**Task instructions:**
Report all lines from the entries below in which "Classical" appears.

** Begin **

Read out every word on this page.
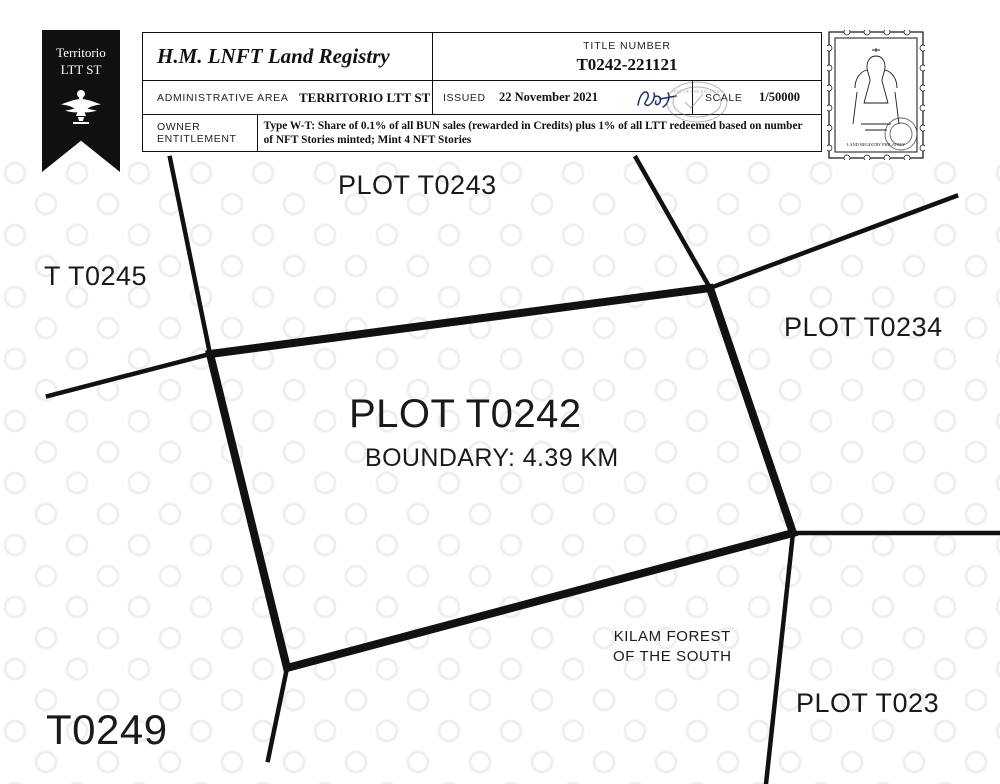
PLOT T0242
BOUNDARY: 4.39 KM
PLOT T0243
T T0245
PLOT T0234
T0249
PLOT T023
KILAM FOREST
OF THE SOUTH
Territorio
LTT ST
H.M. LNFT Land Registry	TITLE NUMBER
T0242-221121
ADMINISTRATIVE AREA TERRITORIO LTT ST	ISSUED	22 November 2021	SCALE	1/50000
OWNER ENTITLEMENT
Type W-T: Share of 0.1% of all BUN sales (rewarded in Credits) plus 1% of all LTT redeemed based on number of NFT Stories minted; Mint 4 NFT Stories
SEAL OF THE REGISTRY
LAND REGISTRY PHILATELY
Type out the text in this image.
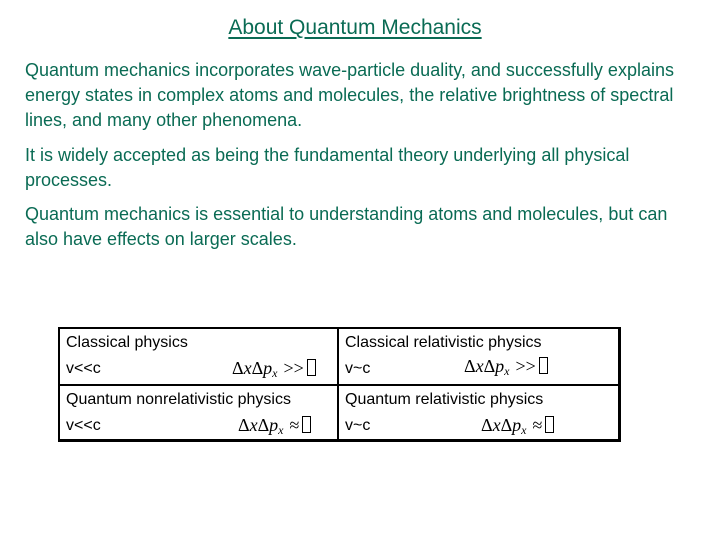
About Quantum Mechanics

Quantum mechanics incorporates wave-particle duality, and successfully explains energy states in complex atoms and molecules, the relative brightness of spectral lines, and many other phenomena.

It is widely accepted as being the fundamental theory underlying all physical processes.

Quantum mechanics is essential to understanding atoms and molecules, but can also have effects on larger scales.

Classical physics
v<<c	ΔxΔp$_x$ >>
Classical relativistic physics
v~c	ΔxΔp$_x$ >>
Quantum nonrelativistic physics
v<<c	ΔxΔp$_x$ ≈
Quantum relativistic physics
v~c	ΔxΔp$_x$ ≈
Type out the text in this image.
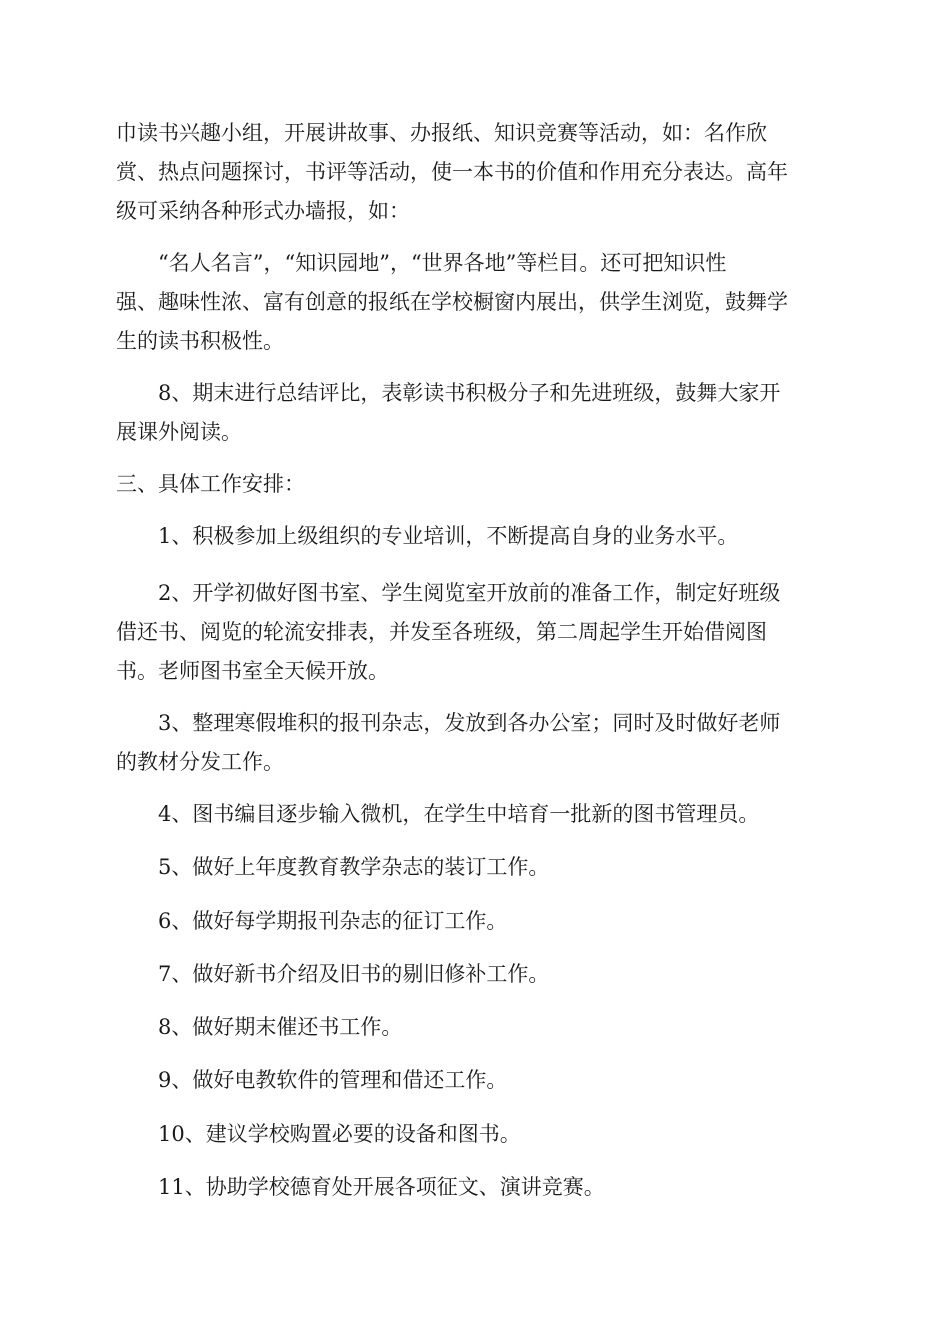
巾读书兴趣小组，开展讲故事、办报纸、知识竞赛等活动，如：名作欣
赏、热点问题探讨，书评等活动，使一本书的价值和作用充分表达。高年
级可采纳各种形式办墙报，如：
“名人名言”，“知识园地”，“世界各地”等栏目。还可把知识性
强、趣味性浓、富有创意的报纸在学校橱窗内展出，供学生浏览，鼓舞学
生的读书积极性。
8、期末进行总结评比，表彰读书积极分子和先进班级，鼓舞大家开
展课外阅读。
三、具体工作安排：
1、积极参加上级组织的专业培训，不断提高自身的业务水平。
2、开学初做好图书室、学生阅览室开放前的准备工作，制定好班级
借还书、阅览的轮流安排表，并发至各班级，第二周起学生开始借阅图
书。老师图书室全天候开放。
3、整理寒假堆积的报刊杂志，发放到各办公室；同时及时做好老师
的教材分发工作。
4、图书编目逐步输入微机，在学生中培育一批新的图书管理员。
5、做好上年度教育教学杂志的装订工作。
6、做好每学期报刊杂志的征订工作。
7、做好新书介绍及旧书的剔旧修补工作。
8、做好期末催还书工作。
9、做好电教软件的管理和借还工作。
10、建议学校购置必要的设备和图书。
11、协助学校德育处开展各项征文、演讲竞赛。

** End **

**Final result:**
Classical physics
Classical relativistic physics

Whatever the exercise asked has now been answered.